▶ _WHAT YOU NEED TO DO_
Your answer should be a single number: the count of lines that hold the word "frac".

▶ _DATA TO USE_
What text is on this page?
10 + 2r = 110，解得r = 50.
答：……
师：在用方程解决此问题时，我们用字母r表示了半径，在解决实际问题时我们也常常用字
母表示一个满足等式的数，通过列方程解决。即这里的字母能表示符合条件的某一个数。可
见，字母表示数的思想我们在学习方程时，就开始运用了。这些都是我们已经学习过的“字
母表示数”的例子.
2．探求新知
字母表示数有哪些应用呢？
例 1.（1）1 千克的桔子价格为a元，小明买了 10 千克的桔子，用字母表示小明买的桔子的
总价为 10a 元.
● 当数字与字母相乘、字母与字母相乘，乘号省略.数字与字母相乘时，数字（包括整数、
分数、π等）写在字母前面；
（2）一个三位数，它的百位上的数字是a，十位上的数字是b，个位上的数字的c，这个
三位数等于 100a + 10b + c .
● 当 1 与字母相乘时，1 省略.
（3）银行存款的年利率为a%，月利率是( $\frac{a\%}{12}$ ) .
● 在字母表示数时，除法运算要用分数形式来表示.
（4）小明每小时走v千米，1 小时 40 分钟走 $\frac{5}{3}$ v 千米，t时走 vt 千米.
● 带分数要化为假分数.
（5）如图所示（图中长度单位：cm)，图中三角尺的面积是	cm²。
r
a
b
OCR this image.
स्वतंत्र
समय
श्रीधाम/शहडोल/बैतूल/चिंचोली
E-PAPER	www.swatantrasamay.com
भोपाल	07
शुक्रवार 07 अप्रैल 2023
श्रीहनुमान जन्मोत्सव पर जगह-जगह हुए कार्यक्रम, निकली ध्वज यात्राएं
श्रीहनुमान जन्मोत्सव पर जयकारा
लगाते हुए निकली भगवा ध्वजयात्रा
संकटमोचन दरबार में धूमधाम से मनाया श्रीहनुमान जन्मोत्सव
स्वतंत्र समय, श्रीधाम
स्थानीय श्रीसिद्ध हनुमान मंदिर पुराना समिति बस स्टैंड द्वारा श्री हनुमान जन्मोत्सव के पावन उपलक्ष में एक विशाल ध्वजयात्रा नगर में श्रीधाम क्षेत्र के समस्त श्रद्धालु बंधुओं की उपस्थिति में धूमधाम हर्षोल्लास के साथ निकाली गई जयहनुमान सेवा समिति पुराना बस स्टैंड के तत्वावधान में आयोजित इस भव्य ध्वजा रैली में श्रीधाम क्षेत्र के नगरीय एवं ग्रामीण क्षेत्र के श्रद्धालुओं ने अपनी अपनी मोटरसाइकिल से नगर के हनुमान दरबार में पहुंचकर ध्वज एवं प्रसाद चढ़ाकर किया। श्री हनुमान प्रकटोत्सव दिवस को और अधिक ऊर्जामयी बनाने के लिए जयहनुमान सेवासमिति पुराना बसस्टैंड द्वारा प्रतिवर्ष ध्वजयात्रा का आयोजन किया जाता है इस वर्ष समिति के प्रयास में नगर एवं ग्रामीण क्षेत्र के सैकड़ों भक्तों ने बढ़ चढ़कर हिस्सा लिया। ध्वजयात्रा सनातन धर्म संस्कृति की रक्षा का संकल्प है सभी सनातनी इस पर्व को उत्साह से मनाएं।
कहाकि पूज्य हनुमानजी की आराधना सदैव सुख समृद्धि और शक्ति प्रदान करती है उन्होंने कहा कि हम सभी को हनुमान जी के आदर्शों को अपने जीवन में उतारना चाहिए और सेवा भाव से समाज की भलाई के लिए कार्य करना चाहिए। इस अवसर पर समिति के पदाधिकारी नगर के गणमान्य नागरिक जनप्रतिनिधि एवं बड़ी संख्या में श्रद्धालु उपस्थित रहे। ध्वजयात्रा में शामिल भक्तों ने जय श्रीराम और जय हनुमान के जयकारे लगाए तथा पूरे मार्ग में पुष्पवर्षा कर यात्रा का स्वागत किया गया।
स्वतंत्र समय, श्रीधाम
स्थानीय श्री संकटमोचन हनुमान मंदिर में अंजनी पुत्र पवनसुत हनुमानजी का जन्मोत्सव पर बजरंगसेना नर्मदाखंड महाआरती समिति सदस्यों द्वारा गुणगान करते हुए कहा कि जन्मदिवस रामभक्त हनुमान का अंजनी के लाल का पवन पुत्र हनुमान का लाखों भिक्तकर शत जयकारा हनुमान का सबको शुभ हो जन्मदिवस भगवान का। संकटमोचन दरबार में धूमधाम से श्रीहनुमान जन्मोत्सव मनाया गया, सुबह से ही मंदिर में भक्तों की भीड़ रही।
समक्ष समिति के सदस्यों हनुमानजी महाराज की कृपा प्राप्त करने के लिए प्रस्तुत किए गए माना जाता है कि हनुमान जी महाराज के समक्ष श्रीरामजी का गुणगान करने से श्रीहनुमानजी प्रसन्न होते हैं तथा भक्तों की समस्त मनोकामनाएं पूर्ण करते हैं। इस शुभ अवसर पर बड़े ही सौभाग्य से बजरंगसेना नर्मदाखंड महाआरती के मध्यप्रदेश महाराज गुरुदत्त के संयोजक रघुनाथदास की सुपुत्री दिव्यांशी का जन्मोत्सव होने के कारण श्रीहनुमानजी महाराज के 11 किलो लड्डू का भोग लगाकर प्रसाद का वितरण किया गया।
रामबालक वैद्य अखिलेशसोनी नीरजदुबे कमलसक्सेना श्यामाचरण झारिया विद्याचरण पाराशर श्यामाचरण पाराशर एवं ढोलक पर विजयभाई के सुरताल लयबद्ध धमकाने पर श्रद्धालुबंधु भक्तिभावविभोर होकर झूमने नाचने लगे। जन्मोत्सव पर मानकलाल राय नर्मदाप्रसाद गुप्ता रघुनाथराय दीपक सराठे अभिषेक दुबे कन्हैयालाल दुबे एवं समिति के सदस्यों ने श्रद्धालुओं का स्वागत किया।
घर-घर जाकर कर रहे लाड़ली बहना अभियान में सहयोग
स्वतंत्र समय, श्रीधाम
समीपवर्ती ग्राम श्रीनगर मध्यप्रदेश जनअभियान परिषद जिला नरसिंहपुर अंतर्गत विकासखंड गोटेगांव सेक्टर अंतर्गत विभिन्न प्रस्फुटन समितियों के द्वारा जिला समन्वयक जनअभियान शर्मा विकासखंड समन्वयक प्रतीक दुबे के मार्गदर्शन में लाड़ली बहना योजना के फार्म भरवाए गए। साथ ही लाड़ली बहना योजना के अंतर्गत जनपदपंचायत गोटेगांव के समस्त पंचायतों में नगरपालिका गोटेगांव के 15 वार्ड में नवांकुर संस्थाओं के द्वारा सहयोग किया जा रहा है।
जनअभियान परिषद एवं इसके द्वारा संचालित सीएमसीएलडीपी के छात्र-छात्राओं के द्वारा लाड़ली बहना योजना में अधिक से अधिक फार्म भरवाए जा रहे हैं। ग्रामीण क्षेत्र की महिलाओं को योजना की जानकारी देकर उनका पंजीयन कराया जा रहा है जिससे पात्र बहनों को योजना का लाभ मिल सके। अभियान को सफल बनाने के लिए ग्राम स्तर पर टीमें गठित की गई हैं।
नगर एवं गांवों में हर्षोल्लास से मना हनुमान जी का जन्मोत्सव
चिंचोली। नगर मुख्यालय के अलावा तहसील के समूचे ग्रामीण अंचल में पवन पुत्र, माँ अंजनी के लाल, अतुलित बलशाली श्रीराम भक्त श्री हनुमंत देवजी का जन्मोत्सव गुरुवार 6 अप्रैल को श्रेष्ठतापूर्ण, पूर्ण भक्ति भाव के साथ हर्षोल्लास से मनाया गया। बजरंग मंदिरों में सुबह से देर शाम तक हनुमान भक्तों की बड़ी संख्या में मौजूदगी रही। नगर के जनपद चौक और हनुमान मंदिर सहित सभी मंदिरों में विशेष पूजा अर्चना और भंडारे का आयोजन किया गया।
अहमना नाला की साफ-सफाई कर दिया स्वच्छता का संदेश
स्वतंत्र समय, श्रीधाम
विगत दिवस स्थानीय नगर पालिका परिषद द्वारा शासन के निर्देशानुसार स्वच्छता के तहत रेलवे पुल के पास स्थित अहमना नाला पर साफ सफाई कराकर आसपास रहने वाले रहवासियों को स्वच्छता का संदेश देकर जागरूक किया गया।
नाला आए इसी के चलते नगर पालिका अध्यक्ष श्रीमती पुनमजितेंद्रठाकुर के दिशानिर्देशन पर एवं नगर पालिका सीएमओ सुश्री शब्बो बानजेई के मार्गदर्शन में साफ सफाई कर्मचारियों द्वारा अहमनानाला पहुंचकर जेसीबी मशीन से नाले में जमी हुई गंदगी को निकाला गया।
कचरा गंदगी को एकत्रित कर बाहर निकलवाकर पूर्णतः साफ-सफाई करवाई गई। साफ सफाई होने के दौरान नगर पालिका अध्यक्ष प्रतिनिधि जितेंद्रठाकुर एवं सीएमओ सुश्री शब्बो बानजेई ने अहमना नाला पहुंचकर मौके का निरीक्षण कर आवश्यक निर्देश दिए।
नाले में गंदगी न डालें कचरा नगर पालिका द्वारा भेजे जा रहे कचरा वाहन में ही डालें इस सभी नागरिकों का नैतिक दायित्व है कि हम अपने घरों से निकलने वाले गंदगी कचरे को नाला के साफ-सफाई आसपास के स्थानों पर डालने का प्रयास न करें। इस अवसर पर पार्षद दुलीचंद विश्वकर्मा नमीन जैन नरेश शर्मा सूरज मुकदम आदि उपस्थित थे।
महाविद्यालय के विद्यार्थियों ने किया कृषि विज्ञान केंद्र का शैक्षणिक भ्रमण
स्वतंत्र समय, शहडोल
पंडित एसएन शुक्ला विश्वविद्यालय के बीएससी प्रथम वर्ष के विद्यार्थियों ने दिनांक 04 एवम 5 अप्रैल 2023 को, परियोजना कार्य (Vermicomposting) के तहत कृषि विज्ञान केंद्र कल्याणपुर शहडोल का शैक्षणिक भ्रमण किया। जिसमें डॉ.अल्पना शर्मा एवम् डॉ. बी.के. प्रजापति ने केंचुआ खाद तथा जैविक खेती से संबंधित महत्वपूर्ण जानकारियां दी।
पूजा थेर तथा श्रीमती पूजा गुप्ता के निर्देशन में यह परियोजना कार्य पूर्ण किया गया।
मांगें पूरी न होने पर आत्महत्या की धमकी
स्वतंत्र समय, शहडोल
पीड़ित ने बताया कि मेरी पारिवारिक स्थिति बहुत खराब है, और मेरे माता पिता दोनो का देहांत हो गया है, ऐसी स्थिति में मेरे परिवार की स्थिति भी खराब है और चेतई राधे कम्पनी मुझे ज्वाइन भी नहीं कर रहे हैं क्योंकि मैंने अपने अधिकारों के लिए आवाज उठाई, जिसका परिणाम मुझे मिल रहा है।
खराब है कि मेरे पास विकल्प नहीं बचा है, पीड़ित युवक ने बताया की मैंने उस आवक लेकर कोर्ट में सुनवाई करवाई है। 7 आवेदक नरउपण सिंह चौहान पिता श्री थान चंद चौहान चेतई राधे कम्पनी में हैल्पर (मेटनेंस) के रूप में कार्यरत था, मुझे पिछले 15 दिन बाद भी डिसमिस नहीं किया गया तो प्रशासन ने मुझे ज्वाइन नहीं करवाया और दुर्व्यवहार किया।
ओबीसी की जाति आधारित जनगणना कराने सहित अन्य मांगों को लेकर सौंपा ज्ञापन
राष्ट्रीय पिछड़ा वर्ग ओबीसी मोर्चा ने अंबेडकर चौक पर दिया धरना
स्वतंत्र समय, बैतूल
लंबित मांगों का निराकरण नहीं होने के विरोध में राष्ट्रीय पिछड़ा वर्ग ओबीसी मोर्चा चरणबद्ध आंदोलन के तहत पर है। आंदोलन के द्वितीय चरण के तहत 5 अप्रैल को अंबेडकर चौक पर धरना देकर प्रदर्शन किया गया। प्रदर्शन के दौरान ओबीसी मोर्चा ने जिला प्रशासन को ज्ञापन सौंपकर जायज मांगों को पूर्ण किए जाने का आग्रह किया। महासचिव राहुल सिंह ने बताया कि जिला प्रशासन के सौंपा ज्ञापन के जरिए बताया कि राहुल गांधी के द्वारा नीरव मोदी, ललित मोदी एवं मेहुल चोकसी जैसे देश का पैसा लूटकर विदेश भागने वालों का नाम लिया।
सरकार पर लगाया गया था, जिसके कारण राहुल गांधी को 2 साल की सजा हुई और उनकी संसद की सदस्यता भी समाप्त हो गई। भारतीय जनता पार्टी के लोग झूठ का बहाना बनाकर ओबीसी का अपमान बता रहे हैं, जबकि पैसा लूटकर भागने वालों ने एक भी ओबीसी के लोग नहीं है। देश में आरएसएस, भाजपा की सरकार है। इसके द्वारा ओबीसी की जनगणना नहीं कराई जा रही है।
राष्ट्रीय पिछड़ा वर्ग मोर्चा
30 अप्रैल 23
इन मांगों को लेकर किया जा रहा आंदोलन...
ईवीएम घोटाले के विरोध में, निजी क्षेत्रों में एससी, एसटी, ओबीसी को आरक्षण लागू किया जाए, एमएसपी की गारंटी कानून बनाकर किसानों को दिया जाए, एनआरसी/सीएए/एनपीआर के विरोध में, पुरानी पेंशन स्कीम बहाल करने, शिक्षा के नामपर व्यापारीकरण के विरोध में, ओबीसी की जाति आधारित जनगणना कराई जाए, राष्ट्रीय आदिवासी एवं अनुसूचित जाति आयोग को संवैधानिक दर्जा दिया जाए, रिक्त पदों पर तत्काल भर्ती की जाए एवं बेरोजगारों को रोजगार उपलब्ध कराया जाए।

▶ _SOLUTION FOR THIS TASK_
2